# Input records start
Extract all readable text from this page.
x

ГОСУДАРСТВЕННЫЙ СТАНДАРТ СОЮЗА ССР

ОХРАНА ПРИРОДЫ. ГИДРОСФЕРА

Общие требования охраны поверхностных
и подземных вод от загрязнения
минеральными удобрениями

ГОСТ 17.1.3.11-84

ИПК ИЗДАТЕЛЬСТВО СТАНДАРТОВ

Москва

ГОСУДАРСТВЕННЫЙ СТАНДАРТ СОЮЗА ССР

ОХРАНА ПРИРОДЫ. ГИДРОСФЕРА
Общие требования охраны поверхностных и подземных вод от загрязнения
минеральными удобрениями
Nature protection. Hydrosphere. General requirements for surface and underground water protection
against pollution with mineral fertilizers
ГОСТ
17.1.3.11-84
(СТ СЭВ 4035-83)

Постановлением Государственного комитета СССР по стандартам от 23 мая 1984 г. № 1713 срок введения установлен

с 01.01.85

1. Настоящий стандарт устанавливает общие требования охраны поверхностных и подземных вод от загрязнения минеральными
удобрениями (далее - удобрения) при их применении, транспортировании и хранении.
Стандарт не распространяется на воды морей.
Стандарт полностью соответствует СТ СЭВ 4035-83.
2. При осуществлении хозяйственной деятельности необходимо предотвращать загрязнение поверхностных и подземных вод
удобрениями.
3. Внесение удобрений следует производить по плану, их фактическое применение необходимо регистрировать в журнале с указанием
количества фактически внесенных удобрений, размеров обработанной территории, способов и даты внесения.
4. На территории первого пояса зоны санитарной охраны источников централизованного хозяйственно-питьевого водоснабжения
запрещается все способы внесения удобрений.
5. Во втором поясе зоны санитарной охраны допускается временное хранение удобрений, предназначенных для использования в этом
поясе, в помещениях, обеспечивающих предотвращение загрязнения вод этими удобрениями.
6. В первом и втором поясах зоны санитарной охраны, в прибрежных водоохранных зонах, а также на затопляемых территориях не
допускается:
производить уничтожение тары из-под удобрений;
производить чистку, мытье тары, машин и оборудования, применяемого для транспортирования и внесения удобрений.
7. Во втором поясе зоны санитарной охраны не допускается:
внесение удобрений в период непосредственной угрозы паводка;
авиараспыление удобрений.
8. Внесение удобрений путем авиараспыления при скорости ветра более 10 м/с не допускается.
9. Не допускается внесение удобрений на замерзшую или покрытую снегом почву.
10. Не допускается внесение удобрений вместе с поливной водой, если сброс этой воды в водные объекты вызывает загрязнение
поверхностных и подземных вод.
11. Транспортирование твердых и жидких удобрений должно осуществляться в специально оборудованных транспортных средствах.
# Input records end
**Stated goal:**
Exact output of every entry is required.

**Solution to the exercise:**
Extract all readable text from this page.
x

ГОСУДАРСТВЕННЫЙ СТАНДАРТ СОЮЗА ССР

ОХРАНА ПРИРОДЫ. ГИДРОСФЕРА

Общие требования охраны поверхностных
и подземных вод от загрязнения
минеральными удобрениями

ГОСТ 17.1.3.11-84

ИПК ИЗДАТЕЛЬСТВО СТАНДАРТОВ

Москва

ГОСУДАРСТВЕННЫЙ СТАНДАРТ СОЮЗА ССР

ОХРАНА ПРИРОДЫ. ГИДРОСФЕРА
Общие требования охраны поверхностных и подземных вод от загрязнения
минеральными удобрениями
Nature protection. Hydrosphere. General requirements for surface and underground water protection
against pollution with mineral fertilizers
ГОСТ
17.1.3.11-84
(СТ СЭВ 4035-83)

Постановлением Государственного комитета СССР по стандартам от 23 мая 1984 г. № 1713 срок введения установлен

с 01.01.85

1. Настоящий стандарт устанавливает общие требования охраны поверхностных и подземных вод от загрязнения минеральными
удобрениями (далее - удобрения) при их применении, транспортировании и хранении.
Стандарт не распространяется на воды морей.
Стандарт полностью соответствует СТ СЭВ 4035-83.
2. При осуществлении хозяйственной деятельности необходимо предотвращать загрязнение поверхностных и подземных вод
удобрениями.
3. Внесение удобрений следует производить по плану, их фактическое применение необходимо регистрировать в журнале с указанием
количества фактически внесенных удобрений, размеров обработанной территории, способов и даты внесения.
4. На территории первого пояса зоны санитарной охраны источников централизованного хозяйственно-питьевого водоснабжения
запрещается все способы внесения удобрений.
5. Во втором поясе зоны санитарной охраны допускается временное хранение удобрений, предназначенных для использования в этом
поясе, в помещениях, обеспечивающих предотвращение загрязнения вод этими удобрениями.
6. В первом и втором поясах зоны санитарной охраны, в прибрежных водоохранных зонах, а также на затопляемых территориях не
допускается:
производить уничтожение тары из-под удобрений;
производить чистку, мытье тары, машин и оборудования, применяемого для транспортирования и внесения удобрений.
7. Во втором поясе зоны санитарной охраны не допускается:
внесение удобрений в период непосредственной угрозы паводка;
авиараспыление удобрений.
8. Внесение удобрений путем авиараспыления при скорости ветра более 10 м/с не допускается.
9. Не допускается внесение удобрений на замерзшую или покрытую снегом почву.
10. Не допускается внесение удобрений вместе с поливной водой, если сброс этой воды в водные объекты вызывает загрязнение
поверхностных и подземных вод.
11. Транспортирование твердых и жидких удобрений должно осуществляться в специально оборудованных транспортных средствах.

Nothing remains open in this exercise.